[Passage provided — start]
There are times when you need to do some heavy work. Of course there are times in every one's life when mom forces you to clean your room, but I am not talking about that “heavy” work, not now I mean. From heavy work I mean like when you need to iterate in a very large collection to make changes in its entities or something like that. If you are planning to do it in the main thread of Silverlight itself, then believe me buddy, you are in serious trouble. Doing that kind of stuff might block your user interface.

So here comes background worker in the picture. As the name itself suggests, background worker means…background worker. It is actually a thread with completed event. There are two basic events in Background worker that actually do work, yeah I mean literally,

  • DoWork
  • RunWorkerCompleted

are the two. DoWorker do the heavy lifting. RunWorkerCompleted is called when DoWorker completed doing heavy lifting. Let me first give you my mainpage.cs class which have Background worker initialized and its events created.
[Passage provided — finish]
■ **Tasks to perform**
[1] List every occurrence of the word "heavy" in the text about Silverlight's background worker, giving each one with the word that directly follows it.
[2] Reproduce the part of the background worker text that begins at the words "So here comes" and stops after the words "its events created.".
[Data provided — start]
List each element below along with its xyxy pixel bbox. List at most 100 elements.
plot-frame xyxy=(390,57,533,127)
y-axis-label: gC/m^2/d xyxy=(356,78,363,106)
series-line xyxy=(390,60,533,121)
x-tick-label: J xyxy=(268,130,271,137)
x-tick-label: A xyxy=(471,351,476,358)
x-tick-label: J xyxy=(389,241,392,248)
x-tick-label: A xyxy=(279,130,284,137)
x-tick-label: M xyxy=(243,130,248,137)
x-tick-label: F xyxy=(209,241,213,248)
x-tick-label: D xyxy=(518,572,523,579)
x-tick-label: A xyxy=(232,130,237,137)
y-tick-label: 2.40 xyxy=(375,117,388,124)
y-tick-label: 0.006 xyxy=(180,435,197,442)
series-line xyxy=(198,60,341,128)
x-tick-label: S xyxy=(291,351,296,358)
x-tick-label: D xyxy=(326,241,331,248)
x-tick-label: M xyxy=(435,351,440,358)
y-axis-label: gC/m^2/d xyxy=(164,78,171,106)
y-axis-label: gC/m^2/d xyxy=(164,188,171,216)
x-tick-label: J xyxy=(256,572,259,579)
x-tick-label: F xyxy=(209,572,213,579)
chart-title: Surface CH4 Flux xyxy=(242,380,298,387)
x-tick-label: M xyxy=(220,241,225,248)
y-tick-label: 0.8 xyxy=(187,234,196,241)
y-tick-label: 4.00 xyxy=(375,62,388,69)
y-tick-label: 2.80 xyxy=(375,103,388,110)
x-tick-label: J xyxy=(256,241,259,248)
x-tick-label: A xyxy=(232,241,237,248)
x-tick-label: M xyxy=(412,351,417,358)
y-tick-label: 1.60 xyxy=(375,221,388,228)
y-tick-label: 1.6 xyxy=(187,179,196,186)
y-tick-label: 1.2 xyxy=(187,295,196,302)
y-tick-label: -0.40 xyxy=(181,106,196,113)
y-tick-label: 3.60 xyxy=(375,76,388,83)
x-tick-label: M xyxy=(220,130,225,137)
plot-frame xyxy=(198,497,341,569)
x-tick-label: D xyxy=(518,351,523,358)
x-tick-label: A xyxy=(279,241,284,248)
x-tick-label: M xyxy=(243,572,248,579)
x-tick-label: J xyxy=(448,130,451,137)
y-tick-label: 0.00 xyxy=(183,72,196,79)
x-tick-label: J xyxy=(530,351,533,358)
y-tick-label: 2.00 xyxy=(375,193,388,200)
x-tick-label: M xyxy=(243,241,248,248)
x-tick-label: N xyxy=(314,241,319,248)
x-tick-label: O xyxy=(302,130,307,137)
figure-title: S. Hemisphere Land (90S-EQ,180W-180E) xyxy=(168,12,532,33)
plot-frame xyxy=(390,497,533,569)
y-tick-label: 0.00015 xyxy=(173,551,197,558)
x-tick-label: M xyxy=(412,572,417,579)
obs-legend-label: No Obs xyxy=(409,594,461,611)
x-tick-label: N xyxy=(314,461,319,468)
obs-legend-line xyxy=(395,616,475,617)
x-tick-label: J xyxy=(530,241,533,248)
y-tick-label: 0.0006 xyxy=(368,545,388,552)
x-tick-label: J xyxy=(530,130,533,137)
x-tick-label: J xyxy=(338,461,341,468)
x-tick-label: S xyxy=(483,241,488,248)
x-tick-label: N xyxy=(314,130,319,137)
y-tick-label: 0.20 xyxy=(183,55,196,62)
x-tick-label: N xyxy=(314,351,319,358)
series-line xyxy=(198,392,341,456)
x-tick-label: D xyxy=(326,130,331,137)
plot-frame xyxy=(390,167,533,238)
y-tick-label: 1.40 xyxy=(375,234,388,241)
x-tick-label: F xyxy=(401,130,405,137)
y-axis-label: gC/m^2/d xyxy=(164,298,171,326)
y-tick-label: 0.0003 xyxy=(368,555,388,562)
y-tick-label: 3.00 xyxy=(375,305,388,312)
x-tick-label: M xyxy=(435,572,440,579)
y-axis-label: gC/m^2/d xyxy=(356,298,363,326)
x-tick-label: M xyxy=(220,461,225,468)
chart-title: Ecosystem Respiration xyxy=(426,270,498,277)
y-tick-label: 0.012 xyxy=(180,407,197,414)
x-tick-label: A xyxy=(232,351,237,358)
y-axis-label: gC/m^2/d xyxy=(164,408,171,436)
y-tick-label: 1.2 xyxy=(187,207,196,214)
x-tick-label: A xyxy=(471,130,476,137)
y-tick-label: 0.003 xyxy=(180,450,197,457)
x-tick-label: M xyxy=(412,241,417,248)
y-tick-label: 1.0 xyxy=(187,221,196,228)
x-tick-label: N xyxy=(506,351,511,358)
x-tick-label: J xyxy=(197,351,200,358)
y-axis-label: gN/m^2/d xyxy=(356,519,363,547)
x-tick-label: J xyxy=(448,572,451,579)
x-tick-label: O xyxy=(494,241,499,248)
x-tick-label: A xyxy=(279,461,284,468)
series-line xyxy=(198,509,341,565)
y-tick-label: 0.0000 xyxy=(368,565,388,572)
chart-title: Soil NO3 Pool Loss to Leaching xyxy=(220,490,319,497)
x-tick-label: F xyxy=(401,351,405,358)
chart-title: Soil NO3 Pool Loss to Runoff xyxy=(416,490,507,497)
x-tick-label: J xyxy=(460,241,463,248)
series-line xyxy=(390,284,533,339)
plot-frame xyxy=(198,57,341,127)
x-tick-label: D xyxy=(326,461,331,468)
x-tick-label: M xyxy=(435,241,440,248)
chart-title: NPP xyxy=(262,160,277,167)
[Data provided — finish]
■ **Outputs by task**
[1]
1. heavy work
2. “heavy” work
3. heavy work
4. heavy lifting
5. heavy lifting

[2]
So here comes background worker in the picture. As the name itself suggests, background worker means…background worker. It is actually a thread with completed event. There are two basic events in Background worker that actually do work, yeah I mean literally,

  • DoWork
  • RunWorkerCompleted

are the two. DoWorker do the heavy lifting. RunWorkerCompleted is called when DoWorker completed doing heavy lifting. Let me first give you my mainpage.cs class which have Background worker initialized and its events created.